Your task
Look over the lines below. Report each one that includes the string "topic".

Source material
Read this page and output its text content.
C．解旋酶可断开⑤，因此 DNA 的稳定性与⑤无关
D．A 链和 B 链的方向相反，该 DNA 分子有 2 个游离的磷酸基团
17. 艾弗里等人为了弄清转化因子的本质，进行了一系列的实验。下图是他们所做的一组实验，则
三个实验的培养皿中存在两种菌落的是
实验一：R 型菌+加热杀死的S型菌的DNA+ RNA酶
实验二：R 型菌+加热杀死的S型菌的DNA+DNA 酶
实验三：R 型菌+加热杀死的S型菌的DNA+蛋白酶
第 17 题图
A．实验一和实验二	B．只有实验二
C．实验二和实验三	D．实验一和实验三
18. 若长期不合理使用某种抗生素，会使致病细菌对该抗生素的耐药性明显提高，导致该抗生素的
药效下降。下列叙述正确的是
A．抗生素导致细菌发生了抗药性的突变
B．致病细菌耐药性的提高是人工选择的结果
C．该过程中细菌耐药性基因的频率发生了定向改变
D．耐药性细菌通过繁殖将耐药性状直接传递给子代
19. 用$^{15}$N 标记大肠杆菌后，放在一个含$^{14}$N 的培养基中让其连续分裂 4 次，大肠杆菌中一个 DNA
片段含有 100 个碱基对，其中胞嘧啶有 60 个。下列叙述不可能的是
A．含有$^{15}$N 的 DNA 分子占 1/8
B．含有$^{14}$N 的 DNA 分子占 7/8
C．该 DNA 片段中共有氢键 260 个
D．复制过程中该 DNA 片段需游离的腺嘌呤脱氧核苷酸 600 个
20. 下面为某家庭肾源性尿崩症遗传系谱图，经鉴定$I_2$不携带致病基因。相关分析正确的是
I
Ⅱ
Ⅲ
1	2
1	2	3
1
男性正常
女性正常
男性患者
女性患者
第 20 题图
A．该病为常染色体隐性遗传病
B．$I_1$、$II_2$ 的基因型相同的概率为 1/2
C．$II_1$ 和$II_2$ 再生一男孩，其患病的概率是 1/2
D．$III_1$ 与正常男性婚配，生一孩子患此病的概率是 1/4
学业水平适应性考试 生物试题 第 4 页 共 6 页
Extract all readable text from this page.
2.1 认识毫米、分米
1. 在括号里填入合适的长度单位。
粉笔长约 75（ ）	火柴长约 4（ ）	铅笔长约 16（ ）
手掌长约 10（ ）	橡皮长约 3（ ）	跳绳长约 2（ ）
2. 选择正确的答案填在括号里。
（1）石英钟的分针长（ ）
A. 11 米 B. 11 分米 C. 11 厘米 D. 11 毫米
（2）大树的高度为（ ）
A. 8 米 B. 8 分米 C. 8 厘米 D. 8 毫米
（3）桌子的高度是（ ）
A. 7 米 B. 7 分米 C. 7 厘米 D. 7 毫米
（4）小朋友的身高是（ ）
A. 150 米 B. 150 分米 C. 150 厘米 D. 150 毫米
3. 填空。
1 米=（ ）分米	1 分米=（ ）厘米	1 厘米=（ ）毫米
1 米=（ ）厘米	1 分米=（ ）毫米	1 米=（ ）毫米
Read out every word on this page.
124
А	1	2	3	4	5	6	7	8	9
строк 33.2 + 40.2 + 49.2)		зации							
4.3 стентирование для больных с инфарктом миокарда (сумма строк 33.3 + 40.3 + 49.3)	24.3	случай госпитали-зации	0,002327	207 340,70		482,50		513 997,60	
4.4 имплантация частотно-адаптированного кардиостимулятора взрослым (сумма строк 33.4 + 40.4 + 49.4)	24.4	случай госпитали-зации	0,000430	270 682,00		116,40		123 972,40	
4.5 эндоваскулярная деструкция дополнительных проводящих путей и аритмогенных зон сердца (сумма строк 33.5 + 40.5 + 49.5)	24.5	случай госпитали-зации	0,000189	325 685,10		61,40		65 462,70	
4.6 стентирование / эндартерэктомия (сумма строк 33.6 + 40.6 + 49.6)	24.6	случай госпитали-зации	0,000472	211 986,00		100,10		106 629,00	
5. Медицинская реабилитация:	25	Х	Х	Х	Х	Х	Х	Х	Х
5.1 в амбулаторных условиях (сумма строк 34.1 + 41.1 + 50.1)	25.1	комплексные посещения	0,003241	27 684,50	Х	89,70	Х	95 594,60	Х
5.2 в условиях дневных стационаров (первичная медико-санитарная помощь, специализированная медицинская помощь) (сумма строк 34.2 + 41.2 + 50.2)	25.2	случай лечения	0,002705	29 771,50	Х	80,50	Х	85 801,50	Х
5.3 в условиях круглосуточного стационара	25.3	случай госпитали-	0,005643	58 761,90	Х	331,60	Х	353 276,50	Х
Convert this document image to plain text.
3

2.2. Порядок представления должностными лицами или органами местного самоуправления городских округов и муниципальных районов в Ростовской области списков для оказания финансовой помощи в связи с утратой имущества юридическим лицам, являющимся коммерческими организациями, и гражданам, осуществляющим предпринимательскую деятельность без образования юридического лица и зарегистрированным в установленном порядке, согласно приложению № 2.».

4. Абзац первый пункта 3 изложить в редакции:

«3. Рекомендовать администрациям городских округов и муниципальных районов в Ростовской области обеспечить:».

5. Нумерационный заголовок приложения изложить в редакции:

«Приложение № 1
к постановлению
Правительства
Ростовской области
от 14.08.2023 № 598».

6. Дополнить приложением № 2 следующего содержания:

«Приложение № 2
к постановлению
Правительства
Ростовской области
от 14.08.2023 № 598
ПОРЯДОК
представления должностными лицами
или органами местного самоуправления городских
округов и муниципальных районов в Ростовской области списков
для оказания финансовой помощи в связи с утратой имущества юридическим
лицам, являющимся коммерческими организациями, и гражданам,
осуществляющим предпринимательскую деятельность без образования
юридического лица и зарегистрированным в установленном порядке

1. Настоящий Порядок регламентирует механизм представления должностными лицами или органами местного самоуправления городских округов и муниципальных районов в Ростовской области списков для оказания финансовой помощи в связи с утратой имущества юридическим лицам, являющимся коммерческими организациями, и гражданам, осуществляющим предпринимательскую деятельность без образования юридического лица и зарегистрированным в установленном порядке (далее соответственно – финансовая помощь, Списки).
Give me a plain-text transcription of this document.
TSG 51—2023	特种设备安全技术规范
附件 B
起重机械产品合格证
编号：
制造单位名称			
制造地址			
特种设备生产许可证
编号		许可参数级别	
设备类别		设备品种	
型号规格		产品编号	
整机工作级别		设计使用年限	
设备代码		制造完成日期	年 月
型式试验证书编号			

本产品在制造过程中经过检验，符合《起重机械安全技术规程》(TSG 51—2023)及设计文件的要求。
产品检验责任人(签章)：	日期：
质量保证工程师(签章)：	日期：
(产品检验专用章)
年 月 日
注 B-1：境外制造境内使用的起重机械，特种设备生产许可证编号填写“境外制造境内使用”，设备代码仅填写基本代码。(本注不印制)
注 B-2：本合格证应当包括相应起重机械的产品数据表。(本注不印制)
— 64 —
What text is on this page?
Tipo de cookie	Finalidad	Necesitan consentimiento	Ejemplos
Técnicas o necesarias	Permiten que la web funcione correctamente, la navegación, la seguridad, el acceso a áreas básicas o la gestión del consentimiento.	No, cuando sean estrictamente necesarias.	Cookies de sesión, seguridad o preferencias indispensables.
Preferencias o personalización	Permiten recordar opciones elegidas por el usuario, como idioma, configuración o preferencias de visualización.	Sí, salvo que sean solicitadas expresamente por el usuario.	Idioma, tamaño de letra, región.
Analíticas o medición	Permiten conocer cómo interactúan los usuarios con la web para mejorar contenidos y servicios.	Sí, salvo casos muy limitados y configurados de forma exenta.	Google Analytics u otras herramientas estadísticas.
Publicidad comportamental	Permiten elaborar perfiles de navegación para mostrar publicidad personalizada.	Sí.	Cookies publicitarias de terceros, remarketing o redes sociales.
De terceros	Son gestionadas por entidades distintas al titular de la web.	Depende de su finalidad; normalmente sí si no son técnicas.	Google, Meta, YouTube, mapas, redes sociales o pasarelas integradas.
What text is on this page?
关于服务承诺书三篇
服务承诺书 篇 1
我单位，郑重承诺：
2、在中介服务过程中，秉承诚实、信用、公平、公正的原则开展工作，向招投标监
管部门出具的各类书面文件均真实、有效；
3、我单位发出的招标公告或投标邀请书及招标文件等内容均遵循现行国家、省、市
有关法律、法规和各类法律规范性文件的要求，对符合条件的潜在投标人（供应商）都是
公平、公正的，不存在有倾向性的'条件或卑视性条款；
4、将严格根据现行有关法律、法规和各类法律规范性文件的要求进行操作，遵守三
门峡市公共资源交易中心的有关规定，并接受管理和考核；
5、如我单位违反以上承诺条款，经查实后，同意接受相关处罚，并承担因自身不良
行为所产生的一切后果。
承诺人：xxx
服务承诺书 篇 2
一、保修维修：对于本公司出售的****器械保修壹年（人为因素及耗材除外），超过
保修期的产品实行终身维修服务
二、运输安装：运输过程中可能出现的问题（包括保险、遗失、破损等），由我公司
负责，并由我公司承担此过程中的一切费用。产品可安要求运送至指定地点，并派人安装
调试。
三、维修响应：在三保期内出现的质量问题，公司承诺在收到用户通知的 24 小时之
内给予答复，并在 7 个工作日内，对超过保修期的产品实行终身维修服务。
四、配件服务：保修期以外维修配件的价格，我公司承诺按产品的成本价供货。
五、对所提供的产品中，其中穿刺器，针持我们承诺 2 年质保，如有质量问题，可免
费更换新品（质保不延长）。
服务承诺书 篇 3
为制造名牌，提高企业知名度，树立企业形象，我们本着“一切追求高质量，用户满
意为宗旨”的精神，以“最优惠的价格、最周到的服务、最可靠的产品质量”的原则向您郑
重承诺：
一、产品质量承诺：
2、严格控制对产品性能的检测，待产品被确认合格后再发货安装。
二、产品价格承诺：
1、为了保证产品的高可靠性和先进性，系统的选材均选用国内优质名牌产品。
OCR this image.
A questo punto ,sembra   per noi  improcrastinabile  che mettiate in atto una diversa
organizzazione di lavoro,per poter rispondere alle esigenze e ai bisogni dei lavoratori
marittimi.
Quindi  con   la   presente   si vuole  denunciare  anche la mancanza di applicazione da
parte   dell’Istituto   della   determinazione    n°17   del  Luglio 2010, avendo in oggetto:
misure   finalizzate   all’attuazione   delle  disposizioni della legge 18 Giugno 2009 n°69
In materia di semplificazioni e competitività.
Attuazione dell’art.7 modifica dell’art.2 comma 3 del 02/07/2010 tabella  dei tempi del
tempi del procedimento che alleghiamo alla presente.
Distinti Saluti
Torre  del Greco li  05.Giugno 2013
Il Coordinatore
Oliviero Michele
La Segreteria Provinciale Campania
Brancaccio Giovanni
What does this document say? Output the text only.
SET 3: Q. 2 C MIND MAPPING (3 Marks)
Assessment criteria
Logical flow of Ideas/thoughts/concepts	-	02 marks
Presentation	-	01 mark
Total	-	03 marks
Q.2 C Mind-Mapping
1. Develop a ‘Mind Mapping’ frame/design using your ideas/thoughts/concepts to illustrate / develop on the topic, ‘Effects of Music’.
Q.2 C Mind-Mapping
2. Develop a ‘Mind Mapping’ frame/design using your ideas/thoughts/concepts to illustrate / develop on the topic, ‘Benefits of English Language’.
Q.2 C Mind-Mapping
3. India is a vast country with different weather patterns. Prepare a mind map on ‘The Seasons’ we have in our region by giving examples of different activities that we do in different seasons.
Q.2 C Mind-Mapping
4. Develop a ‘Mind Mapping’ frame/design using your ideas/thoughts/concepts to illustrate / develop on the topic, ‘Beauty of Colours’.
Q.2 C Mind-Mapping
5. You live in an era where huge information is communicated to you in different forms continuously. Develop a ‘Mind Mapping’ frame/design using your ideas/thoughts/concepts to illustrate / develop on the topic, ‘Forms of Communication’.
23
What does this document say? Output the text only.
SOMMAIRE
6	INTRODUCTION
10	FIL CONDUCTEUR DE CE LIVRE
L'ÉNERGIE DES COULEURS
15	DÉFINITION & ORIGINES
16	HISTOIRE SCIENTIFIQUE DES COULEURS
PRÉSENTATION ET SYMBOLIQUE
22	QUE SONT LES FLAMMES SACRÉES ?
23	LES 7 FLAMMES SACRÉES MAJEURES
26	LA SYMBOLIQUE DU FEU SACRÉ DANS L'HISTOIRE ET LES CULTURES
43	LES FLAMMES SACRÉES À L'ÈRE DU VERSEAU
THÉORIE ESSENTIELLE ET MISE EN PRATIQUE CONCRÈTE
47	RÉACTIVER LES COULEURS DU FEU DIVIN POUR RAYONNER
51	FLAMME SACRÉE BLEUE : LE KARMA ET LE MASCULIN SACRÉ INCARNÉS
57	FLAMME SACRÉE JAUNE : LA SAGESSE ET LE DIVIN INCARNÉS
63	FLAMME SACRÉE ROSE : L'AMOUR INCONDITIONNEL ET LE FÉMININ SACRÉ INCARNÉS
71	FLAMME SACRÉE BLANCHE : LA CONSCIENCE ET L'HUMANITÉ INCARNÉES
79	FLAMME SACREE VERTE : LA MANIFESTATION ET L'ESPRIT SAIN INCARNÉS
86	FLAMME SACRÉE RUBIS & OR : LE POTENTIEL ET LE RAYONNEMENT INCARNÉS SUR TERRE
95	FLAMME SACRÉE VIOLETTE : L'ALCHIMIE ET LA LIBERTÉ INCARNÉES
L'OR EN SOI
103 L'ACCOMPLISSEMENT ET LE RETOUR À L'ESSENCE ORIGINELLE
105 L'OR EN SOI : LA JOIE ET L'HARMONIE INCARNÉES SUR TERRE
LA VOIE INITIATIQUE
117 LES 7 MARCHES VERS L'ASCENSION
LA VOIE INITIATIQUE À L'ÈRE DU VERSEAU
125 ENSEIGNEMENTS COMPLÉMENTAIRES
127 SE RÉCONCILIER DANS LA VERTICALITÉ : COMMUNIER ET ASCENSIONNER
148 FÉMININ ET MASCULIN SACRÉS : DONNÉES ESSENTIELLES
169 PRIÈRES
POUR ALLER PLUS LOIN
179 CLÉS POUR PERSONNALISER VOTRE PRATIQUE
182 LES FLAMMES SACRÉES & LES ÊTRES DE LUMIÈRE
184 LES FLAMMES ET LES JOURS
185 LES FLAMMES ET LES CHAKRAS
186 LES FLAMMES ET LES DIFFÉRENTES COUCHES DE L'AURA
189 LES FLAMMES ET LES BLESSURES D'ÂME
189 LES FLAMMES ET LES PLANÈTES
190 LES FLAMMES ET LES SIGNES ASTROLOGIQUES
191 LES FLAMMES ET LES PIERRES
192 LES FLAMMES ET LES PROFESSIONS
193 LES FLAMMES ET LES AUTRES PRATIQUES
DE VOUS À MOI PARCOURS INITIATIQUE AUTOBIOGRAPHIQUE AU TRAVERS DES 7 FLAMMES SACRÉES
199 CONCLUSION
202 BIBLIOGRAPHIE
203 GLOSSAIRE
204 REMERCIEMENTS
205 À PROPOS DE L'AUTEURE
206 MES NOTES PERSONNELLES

Solution
1. Develop a ‘Mind Mapping’ frame/design using your ideas/thoughts/concepts to illustrate / develop on the topic, ‘Effects of Music’.
2. Develop a ‘Mind Mapping’ frame/design using your ideas/thoughts/concepts to illustrate / develop on the topic, ‘Benefits of English Language’.
4. Develop a ‘Mind Mapping’ frame/design using your ideas/thoughts/concepts to illustrate / develop on the topic, ‘Beauty of Colours’.
5. You live in an era where huge information is communicated to you in different forms continuously. Develop a ‘Mind Mapping’ frame/design using your ideas/thoughts/concepts to illustrate / develop on the topic, ‘Forms of Communication’.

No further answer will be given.